::: Given data :::
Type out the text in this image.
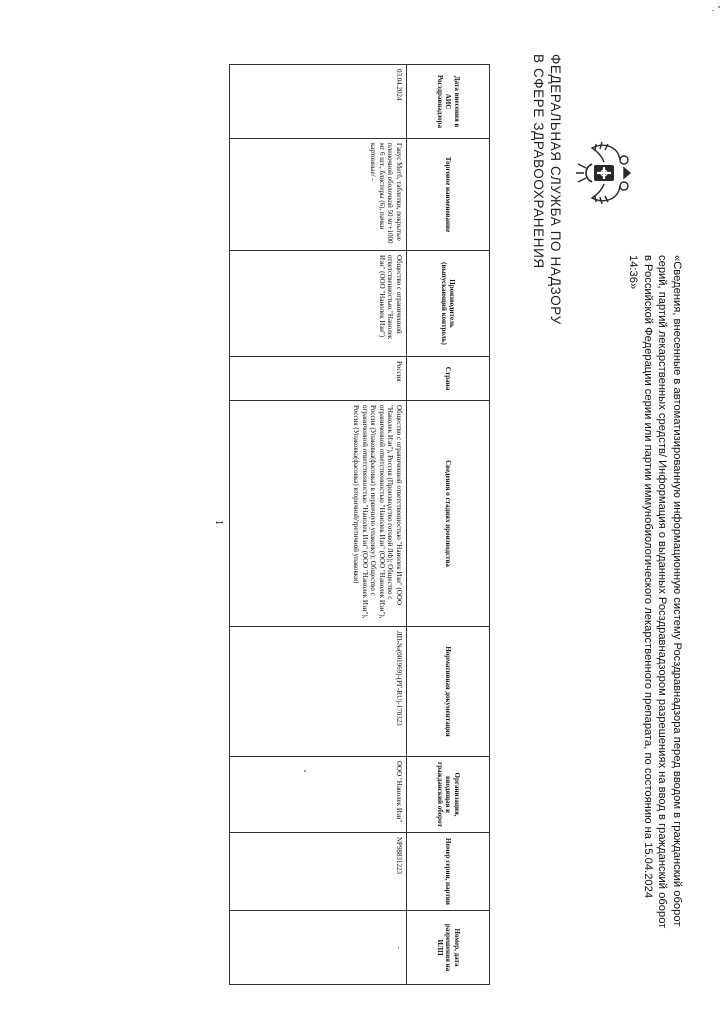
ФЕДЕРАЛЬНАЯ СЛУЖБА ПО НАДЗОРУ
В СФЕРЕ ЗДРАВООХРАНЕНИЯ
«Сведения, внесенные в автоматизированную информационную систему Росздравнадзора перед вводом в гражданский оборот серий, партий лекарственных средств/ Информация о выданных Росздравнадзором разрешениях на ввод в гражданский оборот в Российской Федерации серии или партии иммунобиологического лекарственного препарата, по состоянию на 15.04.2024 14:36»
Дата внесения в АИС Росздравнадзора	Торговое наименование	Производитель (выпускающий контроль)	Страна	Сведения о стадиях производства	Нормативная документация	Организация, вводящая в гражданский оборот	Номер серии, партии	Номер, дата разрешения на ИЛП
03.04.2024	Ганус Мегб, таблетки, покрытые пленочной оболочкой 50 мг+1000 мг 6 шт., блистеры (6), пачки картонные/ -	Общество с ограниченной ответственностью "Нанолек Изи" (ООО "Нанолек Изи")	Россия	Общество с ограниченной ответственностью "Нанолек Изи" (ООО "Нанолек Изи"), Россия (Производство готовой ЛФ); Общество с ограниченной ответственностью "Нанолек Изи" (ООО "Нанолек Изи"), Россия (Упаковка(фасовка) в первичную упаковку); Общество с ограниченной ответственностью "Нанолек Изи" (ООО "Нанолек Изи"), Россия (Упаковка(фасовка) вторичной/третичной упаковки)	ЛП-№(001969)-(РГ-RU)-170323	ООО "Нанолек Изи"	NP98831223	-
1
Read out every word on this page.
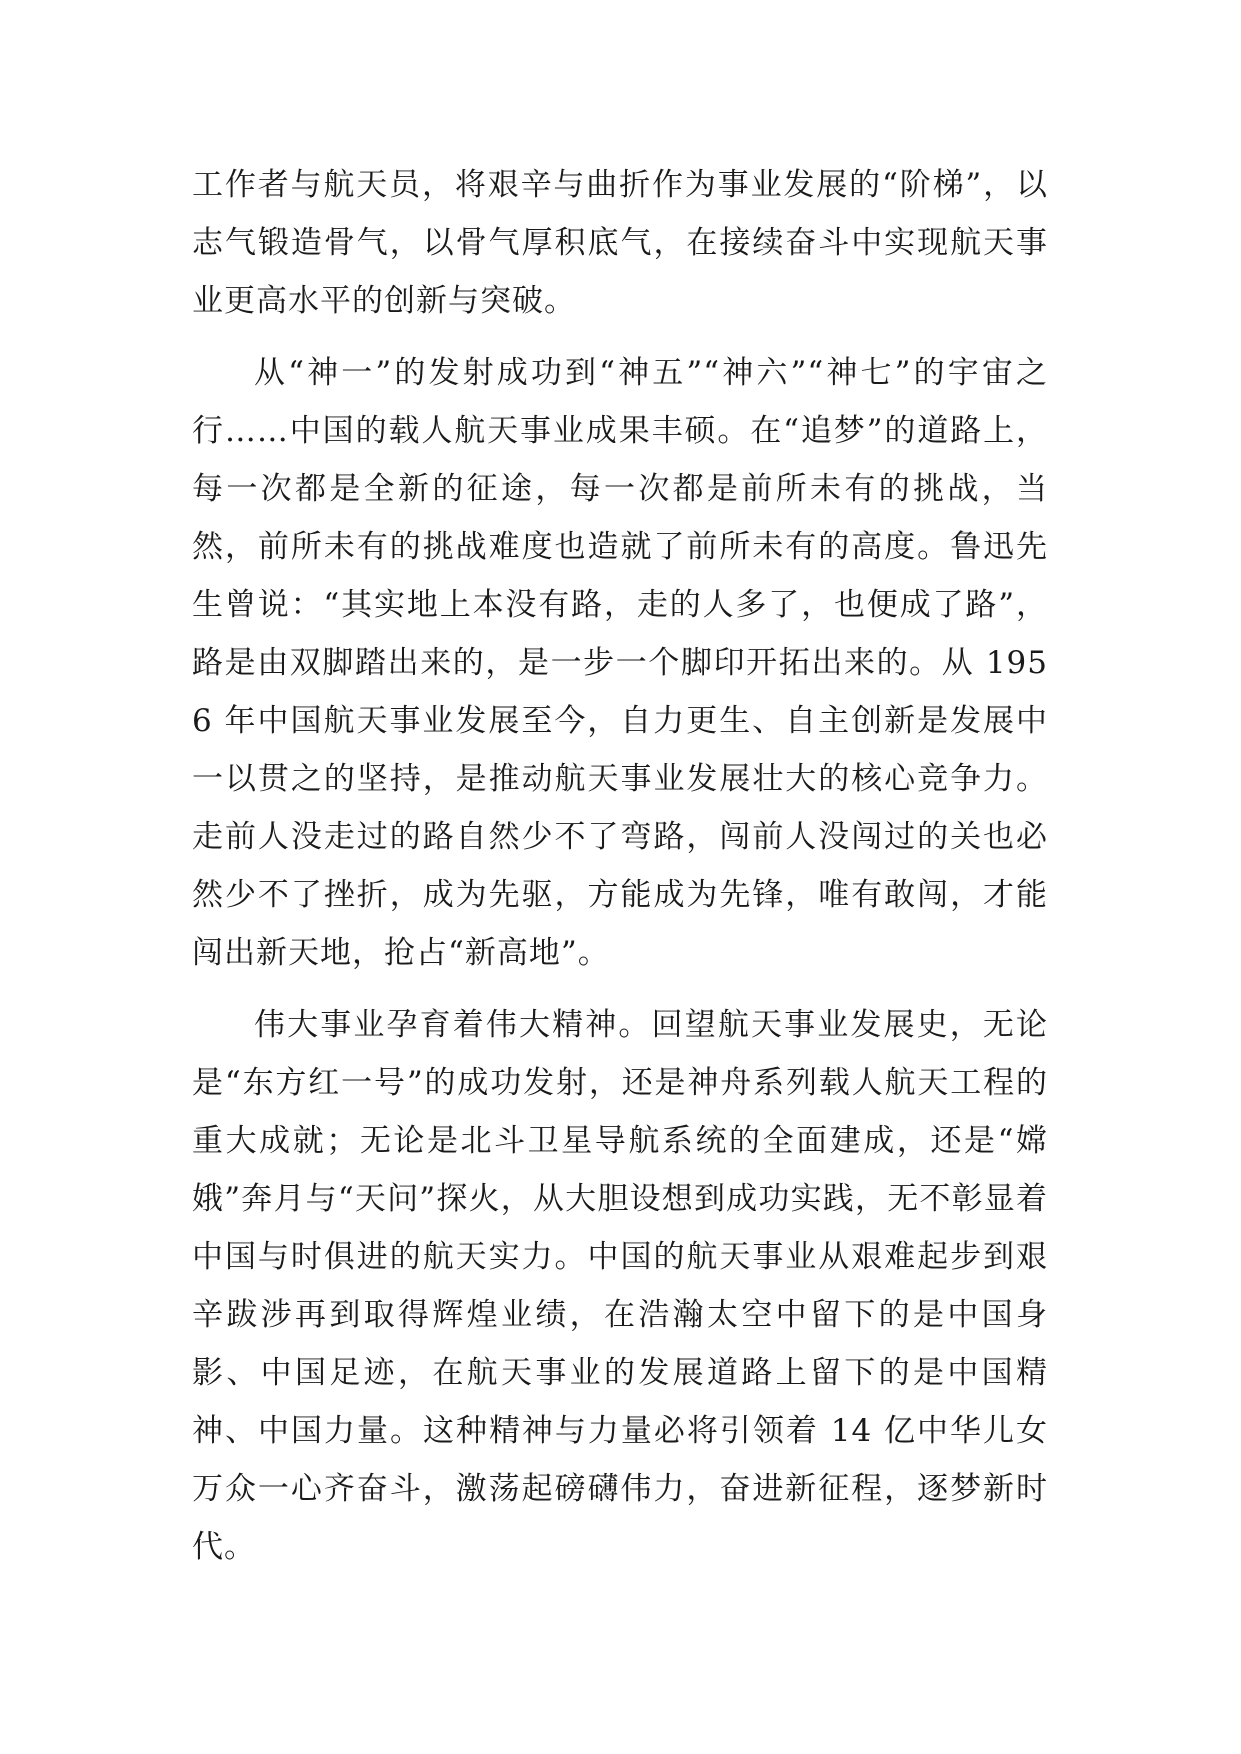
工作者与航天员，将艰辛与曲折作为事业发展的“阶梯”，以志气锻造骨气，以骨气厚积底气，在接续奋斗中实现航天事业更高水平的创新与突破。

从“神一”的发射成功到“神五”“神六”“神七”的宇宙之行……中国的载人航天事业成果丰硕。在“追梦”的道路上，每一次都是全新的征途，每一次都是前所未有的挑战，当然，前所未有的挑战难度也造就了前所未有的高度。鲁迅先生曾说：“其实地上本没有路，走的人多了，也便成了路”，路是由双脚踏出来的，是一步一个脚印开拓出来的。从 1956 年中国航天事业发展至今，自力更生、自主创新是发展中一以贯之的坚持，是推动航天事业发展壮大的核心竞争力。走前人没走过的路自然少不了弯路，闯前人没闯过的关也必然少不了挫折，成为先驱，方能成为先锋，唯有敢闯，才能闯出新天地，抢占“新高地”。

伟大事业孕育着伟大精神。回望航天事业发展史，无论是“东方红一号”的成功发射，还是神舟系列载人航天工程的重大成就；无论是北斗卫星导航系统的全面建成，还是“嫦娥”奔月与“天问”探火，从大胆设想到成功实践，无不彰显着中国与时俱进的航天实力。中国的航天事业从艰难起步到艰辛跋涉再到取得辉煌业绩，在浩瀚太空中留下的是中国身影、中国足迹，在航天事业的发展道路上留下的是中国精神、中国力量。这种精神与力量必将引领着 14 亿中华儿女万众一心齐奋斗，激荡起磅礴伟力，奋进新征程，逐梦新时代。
:::
Exercise brief => The required answer is a single number: the count of lines in the entries that hold the string "this".

The reply => 2